Data tied to figure images
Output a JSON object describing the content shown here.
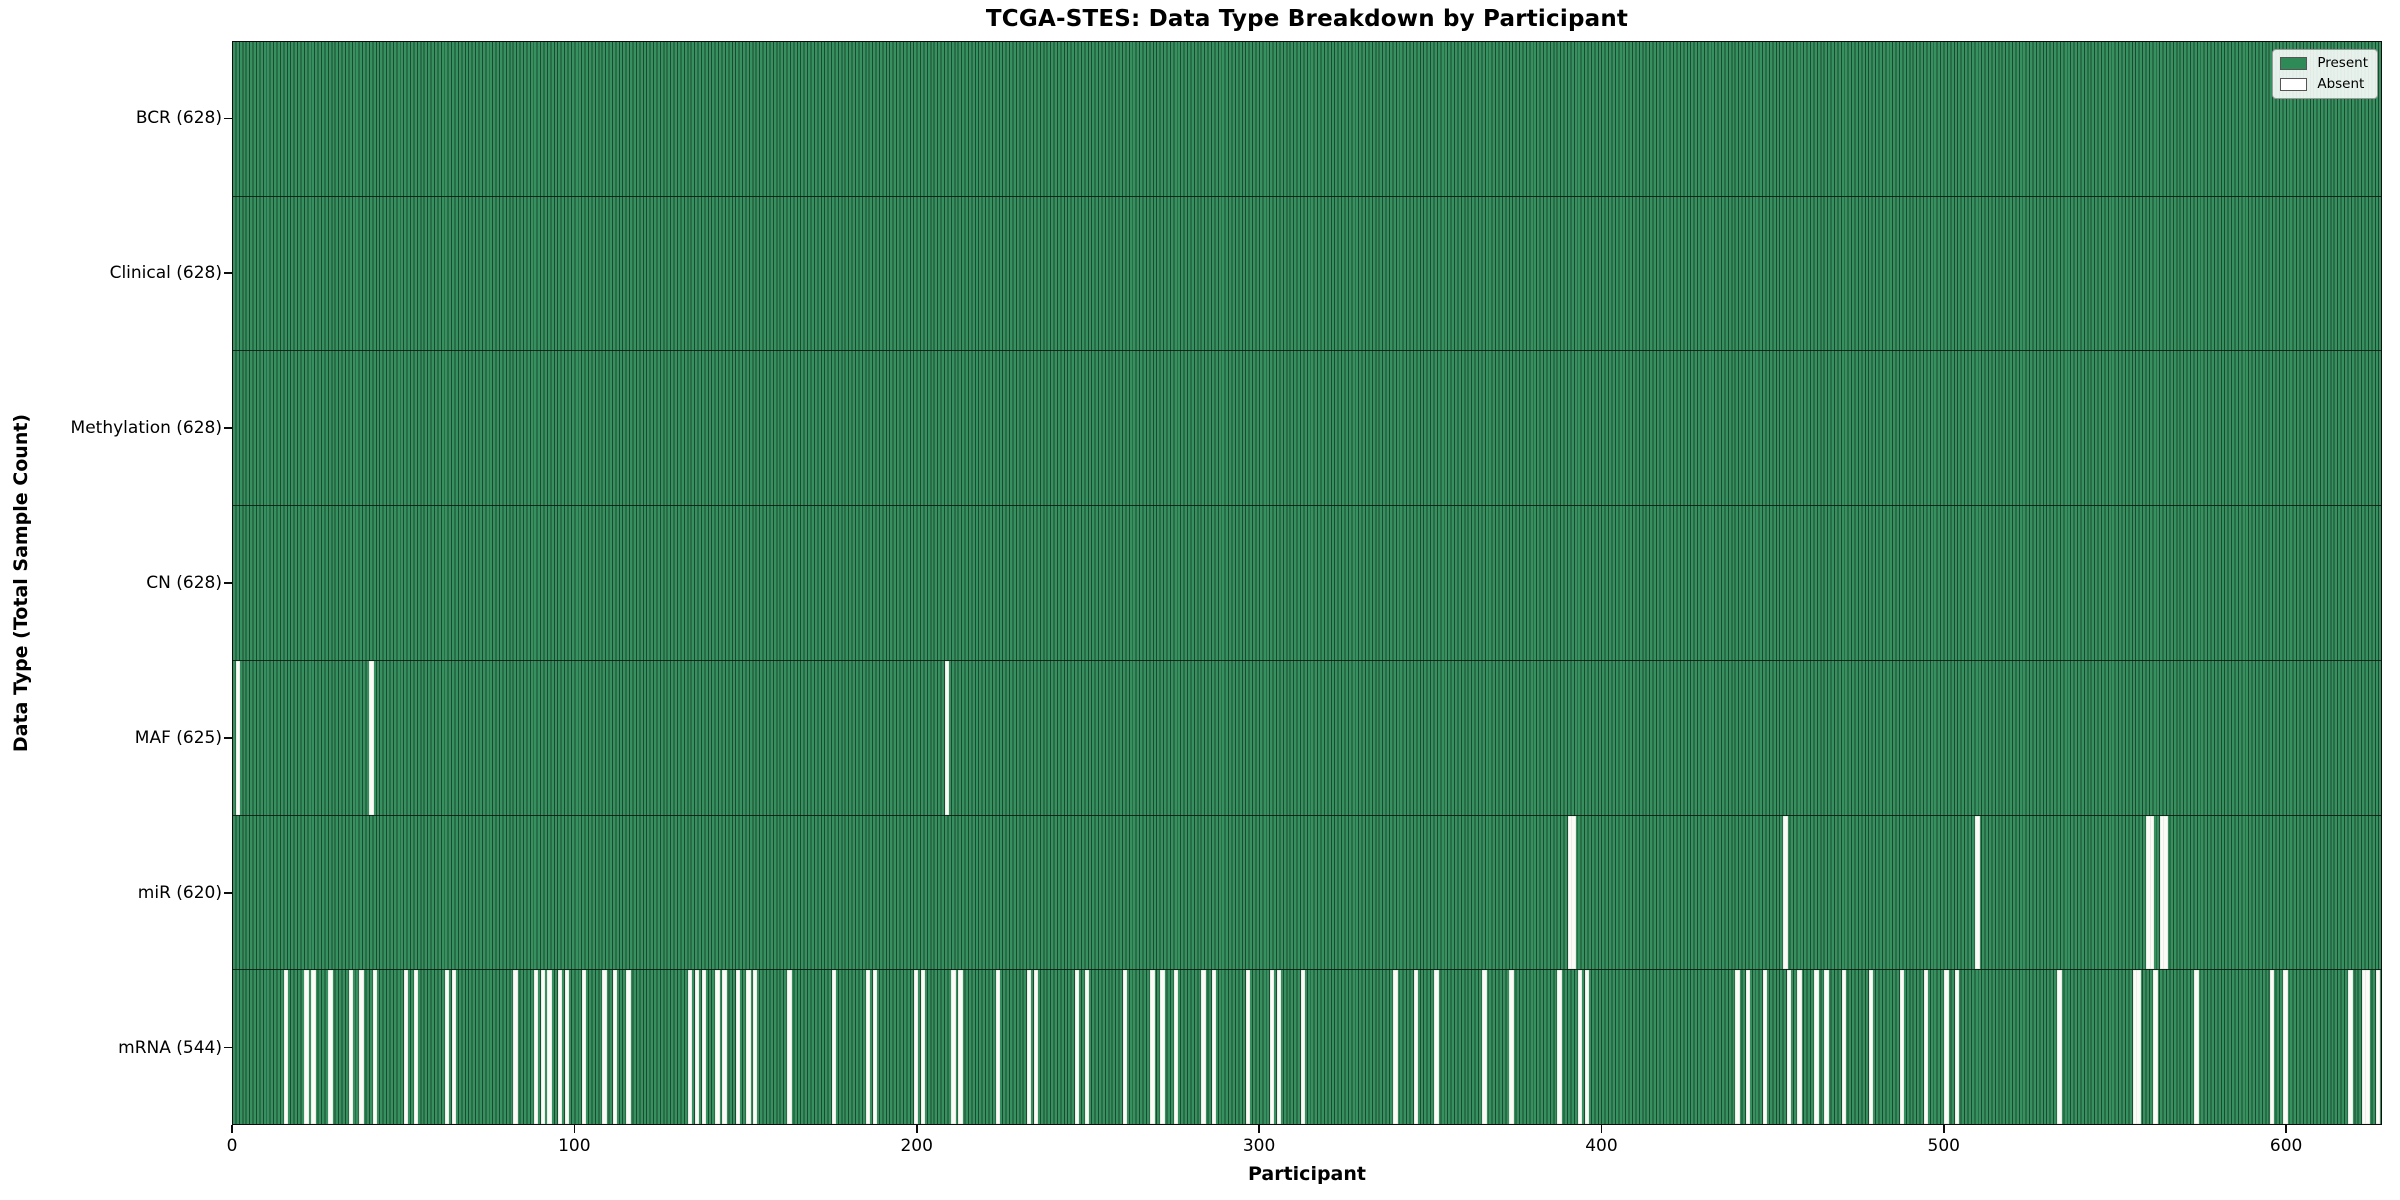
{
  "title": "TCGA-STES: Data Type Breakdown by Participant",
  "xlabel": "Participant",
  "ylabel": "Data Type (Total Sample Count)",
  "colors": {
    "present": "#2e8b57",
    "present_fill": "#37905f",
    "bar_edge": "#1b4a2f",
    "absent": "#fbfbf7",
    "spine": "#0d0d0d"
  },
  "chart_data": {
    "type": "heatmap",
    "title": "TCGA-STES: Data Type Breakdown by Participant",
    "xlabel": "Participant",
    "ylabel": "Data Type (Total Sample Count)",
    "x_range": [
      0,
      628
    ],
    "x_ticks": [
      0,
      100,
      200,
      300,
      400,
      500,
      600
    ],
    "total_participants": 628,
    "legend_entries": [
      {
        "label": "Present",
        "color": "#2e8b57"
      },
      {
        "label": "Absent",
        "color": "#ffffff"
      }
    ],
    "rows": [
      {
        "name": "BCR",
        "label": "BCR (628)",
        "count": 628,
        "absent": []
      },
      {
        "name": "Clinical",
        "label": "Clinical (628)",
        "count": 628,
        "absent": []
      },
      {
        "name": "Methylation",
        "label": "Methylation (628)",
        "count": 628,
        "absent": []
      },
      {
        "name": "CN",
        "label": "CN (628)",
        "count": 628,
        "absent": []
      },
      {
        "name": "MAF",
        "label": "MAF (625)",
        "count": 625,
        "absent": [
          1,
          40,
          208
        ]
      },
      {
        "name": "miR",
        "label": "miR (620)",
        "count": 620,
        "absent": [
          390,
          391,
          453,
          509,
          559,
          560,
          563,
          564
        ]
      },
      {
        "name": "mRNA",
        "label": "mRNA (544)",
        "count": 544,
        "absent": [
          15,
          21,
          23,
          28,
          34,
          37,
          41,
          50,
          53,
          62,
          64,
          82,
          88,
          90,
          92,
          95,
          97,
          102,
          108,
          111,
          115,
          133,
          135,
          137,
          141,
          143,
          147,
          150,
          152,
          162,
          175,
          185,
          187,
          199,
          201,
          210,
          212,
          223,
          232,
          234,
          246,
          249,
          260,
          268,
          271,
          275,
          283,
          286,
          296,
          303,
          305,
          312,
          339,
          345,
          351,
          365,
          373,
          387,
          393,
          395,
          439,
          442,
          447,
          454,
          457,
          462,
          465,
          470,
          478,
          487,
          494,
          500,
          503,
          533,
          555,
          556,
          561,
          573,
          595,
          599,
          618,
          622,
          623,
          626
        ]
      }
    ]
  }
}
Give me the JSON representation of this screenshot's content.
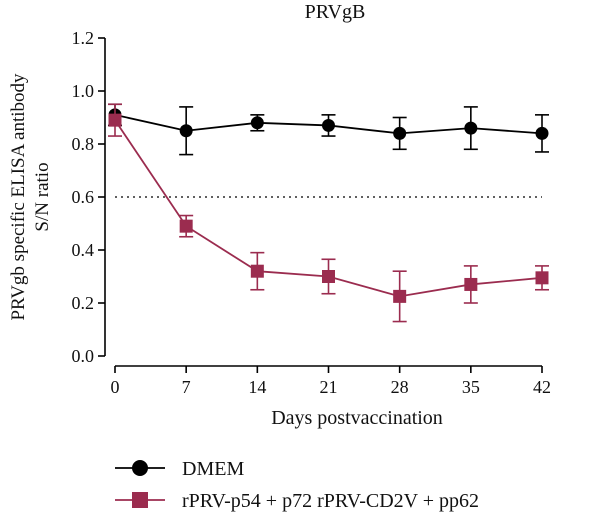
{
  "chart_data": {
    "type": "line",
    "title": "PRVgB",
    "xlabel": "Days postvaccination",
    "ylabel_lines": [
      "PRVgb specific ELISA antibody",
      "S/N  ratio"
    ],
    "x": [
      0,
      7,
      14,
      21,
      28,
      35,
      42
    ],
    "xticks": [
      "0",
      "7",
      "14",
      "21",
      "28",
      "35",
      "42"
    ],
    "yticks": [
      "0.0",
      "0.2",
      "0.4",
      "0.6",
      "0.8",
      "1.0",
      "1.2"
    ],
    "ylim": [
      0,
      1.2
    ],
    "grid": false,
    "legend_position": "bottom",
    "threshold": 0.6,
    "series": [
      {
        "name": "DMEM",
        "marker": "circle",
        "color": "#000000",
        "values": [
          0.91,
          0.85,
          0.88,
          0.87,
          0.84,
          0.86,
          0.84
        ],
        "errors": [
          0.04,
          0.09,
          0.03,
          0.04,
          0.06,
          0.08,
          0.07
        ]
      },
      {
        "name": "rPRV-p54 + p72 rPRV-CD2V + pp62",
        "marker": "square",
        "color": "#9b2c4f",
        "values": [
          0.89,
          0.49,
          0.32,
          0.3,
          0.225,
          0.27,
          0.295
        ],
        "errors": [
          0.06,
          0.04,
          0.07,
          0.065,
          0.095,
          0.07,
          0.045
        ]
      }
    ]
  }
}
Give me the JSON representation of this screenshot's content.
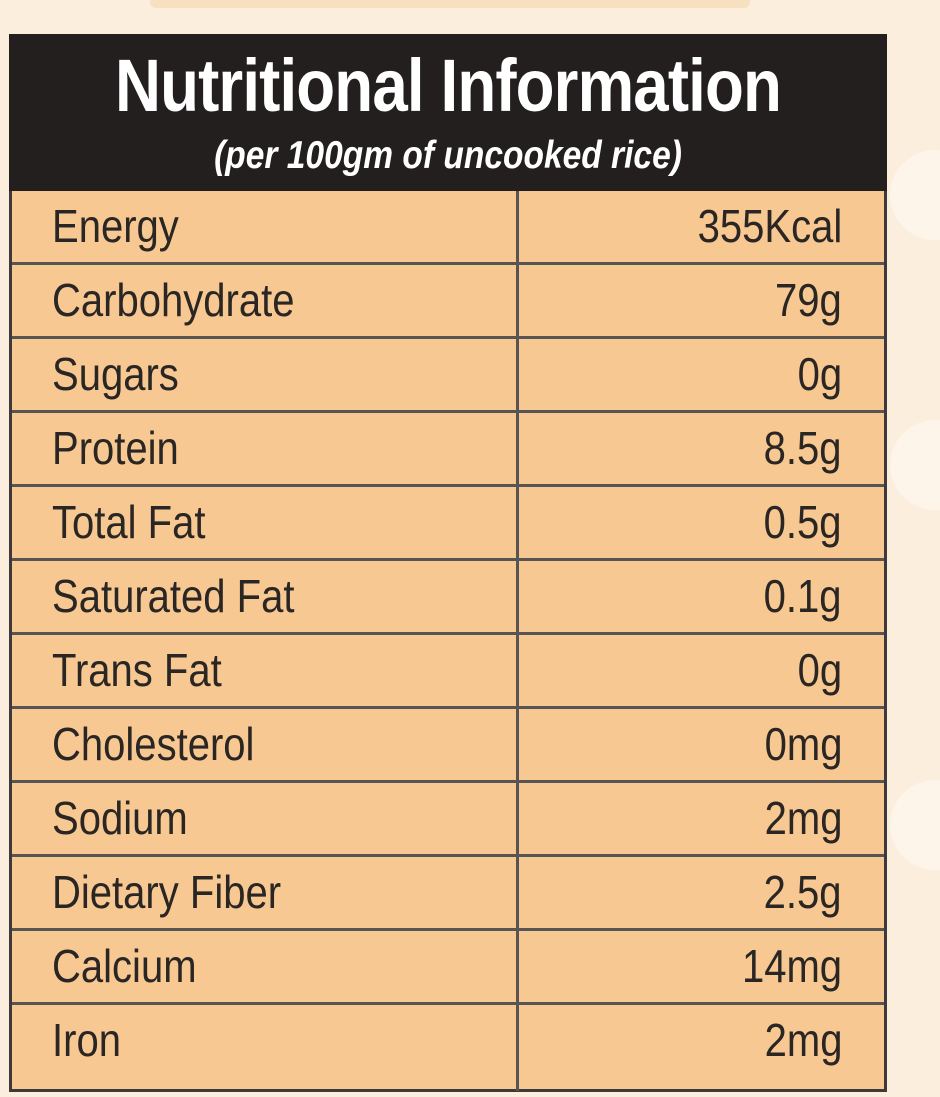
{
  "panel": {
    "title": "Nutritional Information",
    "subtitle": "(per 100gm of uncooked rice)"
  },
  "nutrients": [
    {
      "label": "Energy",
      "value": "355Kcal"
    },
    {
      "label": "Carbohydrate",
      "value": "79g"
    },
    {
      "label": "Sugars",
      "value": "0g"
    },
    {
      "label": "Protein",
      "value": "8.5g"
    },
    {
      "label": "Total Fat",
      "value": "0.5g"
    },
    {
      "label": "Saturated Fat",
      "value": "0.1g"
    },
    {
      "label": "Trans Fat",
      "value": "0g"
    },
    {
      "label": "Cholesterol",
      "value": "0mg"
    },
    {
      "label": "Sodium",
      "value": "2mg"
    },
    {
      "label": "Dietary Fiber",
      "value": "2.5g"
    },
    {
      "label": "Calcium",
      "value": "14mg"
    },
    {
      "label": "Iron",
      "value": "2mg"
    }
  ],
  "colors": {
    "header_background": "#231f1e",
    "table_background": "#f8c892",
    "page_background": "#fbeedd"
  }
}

◆ **What the exercise asks**
Could you return each entry word for word, with the images omitted?

◆ **Result for this task**
Output a JSON object describing the content shown here.
{
  "title": "TCGA-STES: Data Type Breakdown by Participant",
  "xlabel": "Participant",
  "ylabel": "Data Type (Total Sample Count)",
  "colors": {
    "present": "#2e8b57",
    "present_fill": "#37905f",
    "bar_edge": "#1b4a2f",
    "absent": "#fbfbf7",
    "spine": "#0d0d0d"
  },
  "chart_data": {
    "type": "heatmap",
    "title": "TCGA-STES: Data Type Breakdown by Participant",
    "xlabel": "Participant",
    "ylabel": "Data Type (Total Sample Count)",
    "x_range": [
      0,
      628
    ],
    "x_ticks": [
      0,
      100,
      200,
      300,
      400,
      500,
      600
    ],
    "total_participants": 628,
    "legend_entries": [
      {
        "label": "Present",
        "color": "#2e8b57"
      },
      {
        "label": "Absent",
        "color": "#ffffff"
      }
    ],
    "rows": [
      {
        "name": "BCR",
        "label": "BCR (628)",
        "count": 628,
        "absent": []
      },
      {
        "name": "Clinical",
        "label": "Clinical (628)",
        "count": 628,
        "absent": []
      },
      {
        "name": "Methylation",
        "label": "Methylation (628)",
        "count": 628,
        "absent": []
      },
      {
        "name": "CN",
        "label": "CN (628)",
        "count": 628,
        "absent": []
      },
      {
        "name": "MAF",
        "label": "MAF (625)",
        "count": 625,
        "absent": [
          1,
          40,
          208
        ]
      },
      {
        "name": "miR",
        "label": "miR (620)",
        "count": 620,
        "absent": [
          390,
          391,
          453,
          509,
          559,
          560,
          563,
          564
        ]
      },
      {
        "name": "mRNA",
        "label": "mRNA (544)",
        "count": 544,
        "absent": [
          15,
          21,
          23,
          28,
          34,
          37,
          41,
          50,
          53,
          62,
          64,
          82,
          88,
          90,
          92,
          95,
          97,
          102,
          108,
          111,
          115,
          133,
          135,
          137,
          141,
          143,
          147,
          150,
          152,
          162,
          175,
          185,
          187,
          199,
          201,
          210,
          212,
          223,
          232,
          234,
          246,
          249,
          260,
          268,
          271,
          275,
          283,
          286,
          296,
          303,
          305,
          312,
          339,
          345,
          351,
          365,
          373,
          387,
          393,
          395,
          439,
          442,
          447,
          454,
          457,
          462,
          465,
          470,
          478,
          487,
          494,
          500,
          503,
          533,
          555,
          556,
          561,
          573,
          595,
          599,
          618,
          622,
          623,
          626
        ]
      }
    ]
  }
}
Give me the JSON representation of this screenshot's content.
{
  "chart_data": {
    "type": "line",
    "title": "PRVgB",
    "xlabel": "Days postvaccination",
    "ylabel_lines": [
      "PRVgb specific ELISA antibody",
      "S/N  ratio"
    ],
    "x": [
      0,
      7,
      14,
      21,
      28,
      35,
      42
    ],
    "xticks": [
      "0",
      "7",
      "14",
      "21",
      "28",
      "35",
      "42"
    ],
    "yticks": [
      "0.0",
      "0.2",
      "0.4",
      "0.6",
      "0.8",
      "1.0",
      "1.2"
    ],
    "ylim": [
      0,
      1.2
    ],
    "grid": false,
    "legend_position": "bottom",
    "threshold": 0.6,
    "series": [
      {
        "name": "DMEM",
        "marker": "circle",
        "color": "#000000",
        "values": [
          0.91,
          0.85,
          0.88,
          0.87,
          0.84,
          0.86,
          0.84
        ],
        "errors": [
          0.04,
          0.09,
          0.03,
          0.04,
          0.06,
          0.08,
          0.07
        ]
      },
      {
        "name": "rPRV-p54 + p72 rPRV-CD2V + pp62",
        "marker": "square",
        "color": "#9b2c4f",
        "values": [
          0.89,
          0.49,
          0.32,
          0.3,
          0.225,
          0.27,
          0.295
        ],
        "errors": [
          0.06,
          0.04,
          0.07,
          0.065,
          0.095,
          0.07,
          0.045
        ]
      }
    ]
  }
}
Give me the JSON representation of this screenshot's content.
{
  "panel": {
    "title": "Nutritional Information",
    "subtitle": "(per 100gm of uncooked rice)"
  },
  "nutrients": [
    {
      "label": "Energy",
      "value": "355Kcal"
    },
    {
      "label": "Carbohydrate",
      "value": "79g"
    },
    {
      "label": "Sugars",
      "value": "0g"
    },
    {
      "label": "Protein",
      "value": "8.5g"
    },
    {
      "label": "Total Fat",
      "value": "0.5g"
    },
    {
      "label": "Saturated Fat",
      "value": "0.1g"
    },
    {
      "label": "Trans Fat",
      "value": "0g"
    },
    {
      "label": "Cholesterol",
      "value": "0mg"
    },
    {
      "label": "Sodium",
      "value": "2mg"
    },
    {
      "label": "Dietary Fiber",
      "value": "2.5g"
    },
    {
      "label": "Calcium",
      "value": "14mg"
    },
    {
      "label": "Iron",
      "value": "2mg"
    }
  ],
  "colors": {
    "header_background": "#231f1e",
    "table_background": "#f8c892",
    "page_background": "#fbeedd"
  }
}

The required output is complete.